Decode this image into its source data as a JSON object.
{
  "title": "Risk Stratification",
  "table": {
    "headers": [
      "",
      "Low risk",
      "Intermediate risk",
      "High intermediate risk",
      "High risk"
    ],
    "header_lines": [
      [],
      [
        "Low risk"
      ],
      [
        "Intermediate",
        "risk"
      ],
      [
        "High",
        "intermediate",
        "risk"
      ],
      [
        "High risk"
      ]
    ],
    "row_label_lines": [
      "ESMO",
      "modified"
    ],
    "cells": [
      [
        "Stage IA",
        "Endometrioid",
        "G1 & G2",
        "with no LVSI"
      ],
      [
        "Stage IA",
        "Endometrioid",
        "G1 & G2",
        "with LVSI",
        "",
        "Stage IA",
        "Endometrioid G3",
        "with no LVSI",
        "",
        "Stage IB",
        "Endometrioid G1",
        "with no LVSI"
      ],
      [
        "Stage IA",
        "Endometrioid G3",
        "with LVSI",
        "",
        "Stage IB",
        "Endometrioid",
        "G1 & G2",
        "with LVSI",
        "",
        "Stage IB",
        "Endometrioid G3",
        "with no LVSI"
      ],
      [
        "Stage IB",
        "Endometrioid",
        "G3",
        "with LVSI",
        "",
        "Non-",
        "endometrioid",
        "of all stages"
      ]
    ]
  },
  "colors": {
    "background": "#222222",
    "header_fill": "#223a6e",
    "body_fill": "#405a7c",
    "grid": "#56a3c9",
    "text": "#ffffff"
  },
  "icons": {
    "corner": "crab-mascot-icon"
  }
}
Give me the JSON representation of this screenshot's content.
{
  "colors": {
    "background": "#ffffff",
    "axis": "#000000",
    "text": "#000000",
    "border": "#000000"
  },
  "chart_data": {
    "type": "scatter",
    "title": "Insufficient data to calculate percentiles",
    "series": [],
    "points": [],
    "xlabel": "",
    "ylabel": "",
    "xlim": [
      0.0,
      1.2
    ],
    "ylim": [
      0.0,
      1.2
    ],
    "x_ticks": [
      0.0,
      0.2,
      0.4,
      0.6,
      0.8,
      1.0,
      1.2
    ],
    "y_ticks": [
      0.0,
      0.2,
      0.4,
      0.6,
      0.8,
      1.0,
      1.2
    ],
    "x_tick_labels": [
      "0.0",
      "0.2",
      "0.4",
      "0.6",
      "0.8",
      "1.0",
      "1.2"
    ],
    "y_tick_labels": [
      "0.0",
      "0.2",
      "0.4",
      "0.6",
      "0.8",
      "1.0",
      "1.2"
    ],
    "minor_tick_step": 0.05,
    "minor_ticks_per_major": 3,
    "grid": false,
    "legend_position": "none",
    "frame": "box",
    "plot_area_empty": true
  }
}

## WHAT TO PRODUCE
Using the listing above, return all lines where the word "title" occurs.

## TASK SOLUTION
  "title": "Risk Stratification",
    "title": "Insufficient data to calculate percentiles",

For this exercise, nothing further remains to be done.